[begin MATERIAL SHOWN]

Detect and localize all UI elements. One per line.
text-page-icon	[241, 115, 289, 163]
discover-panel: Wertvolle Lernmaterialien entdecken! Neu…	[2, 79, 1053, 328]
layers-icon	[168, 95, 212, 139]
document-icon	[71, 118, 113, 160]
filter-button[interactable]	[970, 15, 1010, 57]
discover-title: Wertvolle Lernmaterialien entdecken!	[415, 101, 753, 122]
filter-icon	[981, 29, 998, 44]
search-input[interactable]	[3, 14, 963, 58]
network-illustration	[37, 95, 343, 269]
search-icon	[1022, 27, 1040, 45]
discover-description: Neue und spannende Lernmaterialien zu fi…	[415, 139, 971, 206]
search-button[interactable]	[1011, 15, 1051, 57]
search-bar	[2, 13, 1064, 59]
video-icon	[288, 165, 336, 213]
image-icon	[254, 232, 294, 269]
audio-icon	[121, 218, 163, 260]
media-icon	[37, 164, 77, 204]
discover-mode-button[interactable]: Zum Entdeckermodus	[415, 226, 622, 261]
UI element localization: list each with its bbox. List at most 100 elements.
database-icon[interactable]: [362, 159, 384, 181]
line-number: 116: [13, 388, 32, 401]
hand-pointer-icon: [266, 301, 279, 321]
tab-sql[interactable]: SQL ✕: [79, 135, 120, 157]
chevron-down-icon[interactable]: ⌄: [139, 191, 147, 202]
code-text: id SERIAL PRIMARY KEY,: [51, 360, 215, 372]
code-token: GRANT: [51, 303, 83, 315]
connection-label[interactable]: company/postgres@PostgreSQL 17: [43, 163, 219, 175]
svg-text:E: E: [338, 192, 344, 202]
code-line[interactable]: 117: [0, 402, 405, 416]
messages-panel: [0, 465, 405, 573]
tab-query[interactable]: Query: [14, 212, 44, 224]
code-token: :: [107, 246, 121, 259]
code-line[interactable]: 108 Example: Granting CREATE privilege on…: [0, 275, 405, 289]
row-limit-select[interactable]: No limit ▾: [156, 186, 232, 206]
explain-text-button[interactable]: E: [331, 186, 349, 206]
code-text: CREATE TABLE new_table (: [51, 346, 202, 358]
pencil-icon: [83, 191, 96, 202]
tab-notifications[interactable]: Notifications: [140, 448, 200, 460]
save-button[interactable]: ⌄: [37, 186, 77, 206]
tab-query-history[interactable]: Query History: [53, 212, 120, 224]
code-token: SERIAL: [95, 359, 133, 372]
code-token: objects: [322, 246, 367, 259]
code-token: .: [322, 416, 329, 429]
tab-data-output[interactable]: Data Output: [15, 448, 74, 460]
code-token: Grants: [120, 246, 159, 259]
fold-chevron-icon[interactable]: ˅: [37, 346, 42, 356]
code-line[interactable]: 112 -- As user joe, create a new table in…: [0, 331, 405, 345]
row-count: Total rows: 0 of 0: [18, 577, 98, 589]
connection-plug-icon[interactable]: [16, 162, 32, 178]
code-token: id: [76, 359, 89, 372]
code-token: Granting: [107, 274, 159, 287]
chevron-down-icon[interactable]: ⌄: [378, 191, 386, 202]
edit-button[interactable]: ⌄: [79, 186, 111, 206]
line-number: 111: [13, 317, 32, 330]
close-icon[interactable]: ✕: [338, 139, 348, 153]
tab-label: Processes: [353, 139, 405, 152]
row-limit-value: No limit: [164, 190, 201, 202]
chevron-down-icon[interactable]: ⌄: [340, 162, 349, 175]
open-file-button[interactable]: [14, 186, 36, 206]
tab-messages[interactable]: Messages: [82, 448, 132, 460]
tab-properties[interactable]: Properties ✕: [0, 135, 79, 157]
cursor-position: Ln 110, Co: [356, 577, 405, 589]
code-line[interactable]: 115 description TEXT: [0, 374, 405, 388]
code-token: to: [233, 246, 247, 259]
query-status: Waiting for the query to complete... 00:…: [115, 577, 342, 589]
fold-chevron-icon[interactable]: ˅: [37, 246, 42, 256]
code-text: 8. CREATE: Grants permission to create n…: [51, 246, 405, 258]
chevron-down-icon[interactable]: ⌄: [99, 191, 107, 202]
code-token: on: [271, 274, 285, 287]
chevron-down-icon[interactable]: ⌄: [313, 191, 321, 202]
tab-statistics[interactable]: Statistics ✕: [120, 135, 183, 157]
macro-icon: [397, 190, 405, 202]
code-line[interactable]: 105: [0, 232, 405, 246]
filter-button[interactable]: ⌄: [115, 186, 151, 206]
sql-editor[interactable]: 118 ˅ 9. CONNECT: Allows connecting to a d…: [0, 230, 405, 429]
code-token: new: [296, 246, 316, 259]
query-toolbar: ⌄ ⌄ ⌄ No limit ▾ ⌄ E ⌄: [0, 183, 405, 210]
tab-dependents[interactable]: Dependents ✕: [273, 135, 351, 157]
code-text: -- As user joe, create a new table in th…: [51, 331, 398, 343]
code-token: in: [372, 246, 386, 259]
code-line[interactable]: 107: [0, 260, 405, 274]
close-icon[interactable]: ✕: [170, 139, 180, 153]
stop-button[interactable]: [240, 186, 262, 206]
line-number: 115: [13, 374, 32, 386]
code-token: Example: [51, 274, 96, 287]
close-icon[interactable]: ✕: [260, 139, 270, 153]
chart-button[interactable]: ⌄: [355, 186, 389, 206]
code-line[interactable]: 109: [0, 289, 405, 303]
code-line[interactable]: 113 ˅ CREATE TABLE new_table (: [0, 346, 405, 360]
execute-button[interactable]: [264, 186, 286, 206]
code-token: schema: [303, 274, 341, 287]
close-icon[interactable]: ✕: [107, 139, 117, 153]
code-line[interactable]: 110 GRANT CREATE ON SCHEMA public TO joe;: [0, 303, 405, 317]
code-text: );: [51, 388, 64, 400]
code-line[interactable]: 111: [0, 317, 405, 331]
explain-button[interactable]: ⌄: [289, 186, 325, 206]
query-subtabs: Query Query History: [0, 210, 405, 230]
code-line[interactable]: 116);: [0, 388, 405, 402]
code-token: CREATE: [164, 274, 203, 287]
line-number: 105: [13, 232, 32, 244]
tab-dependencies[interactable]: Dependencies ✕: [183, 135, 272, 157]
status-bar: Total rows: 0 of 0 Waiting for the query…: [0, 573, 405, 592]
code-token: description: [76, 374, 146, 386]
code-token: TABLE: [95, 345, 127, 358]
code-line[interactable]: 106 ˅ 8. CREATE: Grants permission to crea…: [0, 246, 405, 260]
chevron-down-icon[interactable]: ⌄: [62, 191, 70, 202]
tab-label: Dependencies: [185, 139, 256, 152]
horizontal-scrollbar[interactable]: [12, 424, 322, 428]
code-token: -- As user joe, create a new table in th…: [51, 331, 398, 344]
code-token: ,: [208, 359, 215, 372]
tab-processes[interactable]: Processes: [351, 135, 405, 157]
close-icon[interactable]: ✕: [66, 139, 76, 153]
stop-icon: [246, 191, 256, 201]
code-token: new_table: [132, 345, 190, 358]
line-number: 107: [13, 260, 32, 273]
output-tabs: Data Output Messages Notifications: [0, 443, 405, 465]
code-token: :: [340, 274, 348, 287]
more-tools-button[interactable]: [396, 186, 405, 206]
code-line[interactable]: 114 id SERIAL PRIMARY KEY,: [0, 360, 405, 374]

[end MATERIAL SHOWN]

**GIVEN EXERCISE**:
Reproduce verbatim the lines of the data above, starting at the first line and ending at the line that contains "27, 1040, 45]", with both of those lines included.

**EXPECTED ANSWER**:
Detect and localize all UI elements. One per line.
text-page-icon	[241, 115, 289, 163]
discover-panel: Wertvolle Lernmaterialien entdecken! Neu…	[2, 79, 1053, 328]
layers-icon	[168, 95, 212, 139]
document-icon	[71, 118, 113, 160]
filter-button[interactable]	[970, 15, 1010, 57]
discover-title: Wertvolle Lernmaterialien entdecken!	[415, 101, 753, 122]
filter-icon	[981, 29, 998, 44]
search-input[interactable]	[3, 14, 963, 58]
network-illustration	[37, 95, 343, 269]
search-icon	[1022, 27, 1040, 45]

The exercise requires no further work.